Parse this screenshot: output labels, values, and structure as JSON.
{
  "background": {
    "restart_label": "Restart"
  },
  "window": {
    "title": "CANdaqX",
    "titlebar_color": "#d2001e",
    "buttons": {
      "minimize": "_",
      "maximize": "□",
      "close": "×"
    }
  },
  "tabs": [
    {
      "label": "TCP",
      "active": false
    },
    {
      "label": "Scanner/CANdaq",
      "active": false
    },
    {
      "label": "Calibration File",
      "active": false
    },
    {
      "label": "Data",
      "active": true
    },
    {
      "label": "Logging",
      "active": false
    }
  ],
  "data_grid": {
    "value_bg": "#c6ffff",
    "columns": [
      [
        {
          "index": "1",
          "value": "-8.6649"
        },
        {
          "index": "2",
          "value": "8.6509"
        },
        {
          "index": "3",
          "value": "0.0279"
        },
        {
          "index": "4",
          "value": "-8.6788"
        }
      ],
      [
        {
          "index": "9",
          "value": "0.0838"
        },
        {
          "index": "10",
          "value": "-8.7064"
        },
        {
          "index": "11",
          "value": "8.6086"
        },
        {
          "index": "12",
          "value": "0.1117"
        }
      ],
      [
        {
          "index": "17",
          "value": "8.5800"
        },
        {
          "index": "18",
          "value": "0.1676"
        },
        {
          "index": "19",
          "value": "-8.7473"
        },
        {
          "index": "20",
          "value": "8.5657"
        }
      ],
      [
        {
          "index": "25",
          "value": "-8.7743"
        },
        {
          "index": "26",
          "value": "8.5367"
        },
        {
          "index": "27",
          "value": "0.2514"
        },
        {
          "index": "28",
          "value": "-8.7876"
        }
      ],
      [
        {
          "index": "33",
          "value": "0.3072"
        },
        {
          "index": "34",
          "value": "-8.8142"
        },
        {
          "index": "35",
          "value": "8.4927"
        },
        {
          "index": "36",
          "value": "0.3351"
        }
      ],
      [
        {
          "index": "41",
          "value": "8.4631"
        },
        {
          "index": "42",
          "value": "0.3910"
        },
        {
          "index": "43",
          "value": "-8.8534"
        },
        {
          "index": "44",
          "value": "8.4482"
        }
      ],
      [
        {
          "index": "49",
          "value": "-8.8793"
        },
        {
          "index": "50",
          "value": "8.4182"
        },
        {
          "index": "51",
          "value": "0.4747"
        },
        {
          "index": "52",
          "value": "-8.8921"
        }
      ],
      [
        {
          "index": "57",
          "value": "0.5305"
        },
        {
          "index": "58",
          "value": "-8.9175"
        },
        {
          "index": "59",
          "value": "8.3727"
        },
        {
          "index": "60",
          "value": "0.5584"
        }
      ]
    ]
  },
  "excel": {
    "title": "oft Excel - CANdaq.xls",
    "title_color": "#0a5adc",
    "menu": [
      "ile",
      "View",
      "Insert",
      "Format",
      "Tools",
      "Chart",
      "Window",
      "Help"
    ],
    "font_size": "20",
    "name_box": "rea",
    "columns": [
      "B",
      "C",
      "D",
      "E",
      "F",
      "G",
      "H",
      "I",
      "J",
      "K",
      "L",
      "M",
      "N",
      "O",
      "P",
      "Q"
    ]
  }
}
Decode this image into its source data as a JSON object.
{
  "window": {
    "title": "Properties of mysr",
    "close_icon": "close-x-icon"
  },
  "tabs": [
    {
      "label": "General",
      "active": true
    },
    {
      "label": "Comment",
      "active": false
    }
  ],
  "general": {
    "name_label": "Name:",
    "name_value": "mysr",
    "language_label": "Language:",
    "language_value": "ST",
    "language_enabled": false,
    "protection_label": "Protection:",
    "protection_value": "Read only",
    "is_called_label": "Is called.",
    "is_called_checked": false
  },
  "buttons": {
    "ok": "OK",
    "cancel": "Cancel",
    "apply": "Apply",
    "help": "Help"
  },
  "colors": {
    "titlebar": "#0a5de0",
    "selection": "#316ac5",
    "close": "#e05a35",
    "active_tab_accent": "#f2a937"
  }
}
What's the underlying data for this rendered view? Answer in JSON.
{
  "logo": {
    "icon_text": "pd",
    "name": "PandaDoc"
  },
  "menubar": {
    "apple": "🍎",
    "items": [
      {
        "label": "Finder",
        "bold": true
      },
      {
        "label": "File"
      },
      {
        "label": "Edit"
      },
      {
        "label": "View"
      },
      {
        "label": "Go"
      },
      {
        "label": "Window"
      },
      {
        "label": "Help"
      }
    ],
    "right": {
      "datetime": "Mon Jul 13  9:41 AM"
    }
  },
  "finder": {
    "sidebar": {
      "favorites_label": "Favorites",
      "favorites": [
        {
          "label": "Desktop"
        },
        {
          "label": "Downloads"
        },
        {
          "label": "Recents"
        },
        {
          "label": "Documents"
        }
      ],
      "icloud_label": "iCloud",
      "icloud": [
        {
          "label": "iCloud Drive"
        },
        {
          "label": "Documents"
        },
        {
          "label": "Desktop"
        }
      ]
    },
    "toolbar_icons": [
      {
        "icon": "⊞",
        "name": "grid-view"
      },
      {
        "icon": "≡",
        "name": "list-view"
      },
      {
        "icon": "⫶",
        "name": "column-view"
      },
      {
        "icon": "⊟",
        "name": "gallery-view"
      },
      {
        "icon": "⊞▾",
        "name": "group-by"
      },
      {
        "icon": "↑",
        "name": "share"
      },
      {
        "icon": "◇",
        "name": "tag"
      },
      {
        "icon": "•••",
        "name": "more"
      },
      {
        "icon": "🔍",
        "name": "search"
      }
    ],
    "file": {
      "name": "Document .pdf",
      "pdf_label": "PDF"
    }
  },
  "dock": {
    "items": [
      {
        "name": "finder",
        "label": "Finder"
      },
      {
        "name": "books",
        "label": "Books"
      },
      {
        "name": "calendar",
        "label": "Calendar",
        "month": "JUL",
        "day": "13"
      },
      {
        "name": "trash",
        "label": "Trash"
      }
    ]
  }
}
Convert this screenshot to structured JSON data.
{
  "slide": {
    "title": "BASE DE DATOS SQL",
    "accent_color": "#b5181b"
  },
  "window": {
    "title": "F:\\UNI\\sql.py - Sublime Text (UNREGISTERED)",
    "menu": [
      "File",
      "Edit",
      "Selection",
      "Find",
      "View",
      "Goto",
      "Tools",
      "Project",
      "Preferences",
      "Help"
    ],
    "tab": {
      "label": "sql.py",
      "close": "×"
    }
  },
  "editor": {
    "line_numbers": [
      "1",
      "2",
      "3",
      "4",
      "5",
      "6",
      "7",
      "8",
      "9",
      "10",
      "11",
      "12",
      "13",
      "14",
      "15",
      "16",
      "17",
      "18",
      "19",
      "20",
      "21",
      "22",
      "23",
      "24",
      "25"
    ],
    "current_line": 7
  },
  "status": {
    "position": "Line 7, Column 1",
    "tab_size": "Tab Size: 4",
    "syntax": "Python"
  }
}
+ + + +
== What is being asked ==
Give back all the data exactly as written.

== Written response ==
Parse this screenshot: output labels, values, and structure as JSON.
{
  "background": {
    "restart_label": "Restart"
  },
  "window": {
    "title": "CANdaqX",
    "titlebar_color": "#d2001e",
    "buttons": {
      "minimize": "_",
      "maximize": "□",
      "close": "×"
    }
  },
  "tabs": [
    {
      "label": "TCP",
      "active": false
    },
    {
      "label": "Scanner/CANdaq",
      "active": false
    },
    {
      "label": "Calibration File",
      "active": false
    },
    {
      "label": "Data",
      "active": true
    },
    {
      "label": "Logging",
      "active": false
    }
  ],
  "data_grid": {
    "value_bg": "#c6ffff",
    "columns": [
      [
        {
          "index": "1",
          "value": "-8.6649"
        },
        {
          "index": "2",
          "value": "8.6509"
        },
        {
          "index": "3",
          "value": "0.0279"
        },
        {
          "index": "4",
          "value": "-8.6788"
        }
      ],
      [
        {
          "index": "9",
          "value": "0.0838"
        },
        {
          "index": "10",
          "value": "-8.7064"
        },
        {
          "index": "11",
          "value": "8.6086"
        },
        {
          "index": "12",
          "value": "0.1117"
        }
      ],
      [
        {
          "index": "17",
          "value": "8.5800"
        },
        {
          "index": "18",
          "value": "0.1676"
        },
        {
          "index": "19",
          "value": "-8.7473"
        },
        {
          "index": "20",
          "value": "8.5657"
        }
      ],
      [
        {
          "index": "25",
          "value": "-8.7743"
        },
        {
          "index": "26",
          "value": "8.5367"
        },
        {
          "index": "27",
          "value": "0.2514"
        },
        {
          "index": "28",
          "value": "-8.7876"
        }
      ],
      [
        {
          "index": "33",
          "value": "0.3072"
        },
        {
          "index": "34",
          "value": "-8.8142"
        },
        {
          "index": "35",
          "value": "8.4927"
        },
        {
          "index": "36",
          "value": "0.3351"
        }
      ],
      [
        {
          "index": "41",
          "value": "8.4631"
        },
        {
          "index": "42",
          "value": "0.3910"
        },
        {
          "index": "43",
          "value": "-8.8534"
        },
        {
          "index": "44",
          "value": "8.4482"
        }
      ],
      [
        {
          "index": "49",
          "value": "-8.8793"
        },
        {
          "index": "50",
          "value": "8.4182"
        },
        {
          "index": "51",
          "value": "0.4747"
        },
        {
          "index": "52",
          "value": "-8.8921"
        }
      ],
      [
        {
          "index": "57",
          "value": "0.5305"
        },
        {
          "index": "58",
          "value": "-8.9175"
        },
        {
          "index": "59",
          "value": "8.3727"
        },
        {
          "index": "60",
          "value": "0.5584"
        }
      ]
    ]
  },
  "excel": {
    "title": "oft Excel - CANdaq.xls",
    "title_color": "#0a5adc",
    "menu": [
      "ile",
      "View",
      "Insert",
      "Format",
      "Tools",
      "Chart",
      "Window",
      "Help"
    ],
    "font_size": "20",
    "name_box": "rea",
    "columns": [
      "B",
      "C",
      "D",
      "E",
      "F",
      "G",
      "H",
      "I",
      "J",
      "K",
      "L",
      "M",
      "N",
      "O",
      "P",
      "Q"
    ]
  }
}
Decode this image into its source data as a JSON object.
{
  "window": {
    "title": "Properties of mysr",
    "close_icon": "close-x-icon"
  },
  "tabs": [
    {
      "label": "General",
      "active": true
    },
    {
      "label": "Comment",
      "active": false
    }
  ],
  "general": {
    "name_label": "Name:",
    "name_value": "mysr",
    "language_label": "Language:",
    "language_value": "ST",
    "language_enabled": false,
    "protection_label": "Protection:",
    "protection_value": "Read only",
    "is_called_label": "Is called.",
    "is_called_checked": false
  },
  "buttons": {
    "ok": "OK",
    "cancel": "Cancel",
    "apply": "Apply",
    "help": "Help"
  },
  "colors": {
    "titlebar": "#0a5de0",
    "selection": "#316ac5",
    "close": "#e05a35",
    "active_tab_accent": "#f2a937"
  }
}
What's the underlying data for this rendered view? Answer in JSON.
{
  "logo": {
    "icon_text": "pd",
    "name": "PandaDoc"
  },
  "menubar": {
    "apple": "🍎",
    "items": [
      {
        "label": "Finder",
        "bold": true
      },
      {
        "label": "File"
      },
      {
        "label": "Edit"
      },
      {
        "label": "View"
      },
      {
        "label": "Go"
      },
      {
        "label": "Window"
      },
      {
        "label": "Help"
      }
    ],
    "right": {
      "datetime": "Mon Jul 13  9:41 AM"
    }
  },
  "finder": {
    "sidebar": {
      "favorites_label": "Favorites",
      "favorites": [
        {
          "label": "Desktop"
        },
        {
          "label": "Downloads"
        },
        {
          "label": "Recents"
        },
        {
          "label": "Documents"
        }
      ],
      "icloud_label": "iCloud",
      "icloud": [
        {
          "label": "iCloud Drive"
        },
        {
          "label": "Documents"
        },
        {
          "label": "Desktop"
        }
      ]
    },
    "toolbar_icons": [
      {
        "icon": "⊞",
        "name": "grid-view"
      },
      {
        "icon": "≡",
        "name": "list-view"
      },
      {
        "icon": "⫶",
        "name": "column-view"
      },
      {
        "icon": "⊟",
        "name": "gallery-view"
      },
      {
        "icon": "⊞▾",
        "name": "group-by"
      },
      {
        "icon": "↑",
        "name": "share"
      },
      {
        "icon": "◇",
        "name": "tag"
      },
      {
        "icon": "•••",
        "name": "more"
      },
      {
        "icon": "🔍",
        "name": "search"
      }
    ],
    "file": {
      "name": "Document .pdf",
      "pdf_label": "PDF"
    }
  },
  "dock": {
    "items": [
      {
        "name": "finder",
        "label": "Finder"
      },
      {
        "name": "books",
        "label": "Books"
      },
      {
        "name": "calendar",
        "label": "Calendar",
        "month": "JUL",
        "day": "13"
      },
      {
        "name": "trash",
        "label": "Trash"
      }
    ]
  }
}
Convert this screenshot to structured JSON data.
{
  "slide": {
    "title": "BASE DE DATOS SQL",
    "accent_color": "#b5181b"
  },
  "window": {
    "title": "F:\\UNI\\sql.py - Sublime Text (UNREGISTERED)",
    "menu": [
      "File",
      "Edit",
      "Selection",
      "Find",
      "View",
      "Goto",
      "Tools",
      "Project",
      "Preferences",
      "Help"
    ],
    "tab": {
      "label": "sql.py",
      "close": "×"
    }
  },
  "editor": {
    "line_numbers": [
      "1",
      "2",
      "3",
      "4",
      "5",
      "6",
      "7",
      "8",
      "9",
      "10",
      "11",
      "12",
      "13",
      "14",
      "15",
      "16",
      "17",
      "18",
      "19",
      "20",
      "21",
      "22",
      "23",
      "24",
      "25"
    ],
    "current_line": 7
  },
  "status": {
    "position": "Line 7, Column 1",
    "tab_size": "Tab Size: 4",
    "syntax": "Python"
  }
}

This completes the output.